## [Required work]
Carry on the Bad Behaviour movie review from the point where it stops.

## [Text section]
================================

Bad-behaviour-movie-review-jennifer-connelly
Courtesy of Sundance Institute

MOVIE REVIEW
Bad Behaviour (2023)

Showbiz mothers, already indicted many times for many crimes, are back in the dock in "Bad Behaviour" before being let out on parole. Alice Englert, writing and directing her feature debut after a couple of short films, plays the younger side of a mother-daughter relationship bent out of shape by the influence of the past, in this case by the parent's acting fame from years before. That the daughter, Dylan (Ms. Englert), has followed her mother Lucy (Jennifer Connelly) into the same industry is just one dimension of a tense codependency. Ms. Englert would know something about this kind of potential disaster, although her own mother, Jane Campion, cameos here offering moral support, and the vibe is comedy-drama compassion not confessional.

Lucy is a neurotic ball of festering guilt, and presumably has been for ages. Arriving at the isolated Loveland Ranch to join a group therapy retreat and work through some of these issues, Lucy immediately homes in on the one spot on the campus where a decent phone signal lets her call Dylan as often as possible, never mind that her daughter is at work as a stuntwoman on a film and might be best left undisturbed. The therapy is delivered by a self-help guru named Elon (yes indeed) Bello, played by Ben Whishaw as a condescending nincompoop bellowing downer aphorisms like "Don't give in to hope!" He swaddles half the group in blankets like babies and has the other half nurse them like mothers; the tears flow, Lucy perhaps thinking about how much she paid for this cod talking-cure fandango.

================================

## [Material shown]
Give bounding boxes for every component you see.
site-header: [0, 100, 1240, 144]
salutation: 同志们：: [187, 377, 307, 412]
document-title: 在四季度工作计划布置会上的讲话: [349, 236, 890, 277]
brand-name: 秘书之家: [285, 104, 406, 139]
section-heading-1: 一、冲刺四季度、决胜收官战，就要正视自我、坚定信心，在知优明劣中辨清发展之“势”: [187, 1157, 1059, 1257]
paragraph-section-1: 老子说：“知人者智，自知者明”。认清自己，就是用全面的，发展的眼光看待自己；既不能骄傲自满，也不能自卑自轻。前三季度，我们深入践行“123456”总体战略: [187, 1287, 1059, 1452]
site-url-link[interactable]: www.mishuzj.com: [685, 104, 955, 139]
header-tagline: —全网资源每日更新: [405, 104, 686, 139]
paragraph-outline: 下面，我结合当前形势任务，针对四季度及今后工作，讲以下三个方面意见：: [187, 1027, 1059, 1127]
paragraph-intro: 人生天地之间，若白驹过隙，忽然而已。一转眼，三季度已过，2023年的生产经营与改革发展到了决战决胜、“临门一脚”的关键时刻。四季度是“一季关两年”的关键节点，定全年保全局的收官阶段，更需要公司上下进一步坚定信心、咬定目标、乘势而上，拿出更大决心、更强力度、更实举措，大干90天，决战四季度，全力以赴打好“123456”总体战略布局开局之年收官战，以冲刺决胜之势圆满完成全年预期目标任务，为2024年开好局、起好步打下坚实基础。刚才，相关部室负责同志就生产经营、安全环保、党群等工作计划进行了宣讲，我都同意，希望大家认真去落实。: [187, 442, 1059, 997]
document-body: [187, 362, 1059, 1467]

================================

## [Answer below]
Clearly Lucy is pursed and tense and going to go off like a land mine at some point. Dylan is more complicated, partly since Ms. Englert is 28 years old. A plot that would work one way if the daughter was a teenager flexes a bit differently with her as a grown woman, one more comfortable doing physical stunts than she is letting her emotional shields down. While throwing herself down staircases and lolloping around in a motion-capture outfit like Andy Serkis, Ms. Englert smiles more often and more broadly here than in her last three projects combined.

Dylan eventually travels to the therapy retreat herself, where she and Lucy confront each other in the symbolically wild New Zealand landscape where the film was made, and then Dylan doesn't smile so much. Lucy's original fame came from a warrior princess TV show apparently called "Flora the Fierce," while Dylan is employed years later doing stunts for similar fantasy characters clobbering each other with mystic weaponry; a neat complaint about both the unbreakable cycles of difficult family history and Hollywood's dearth of decent work for women.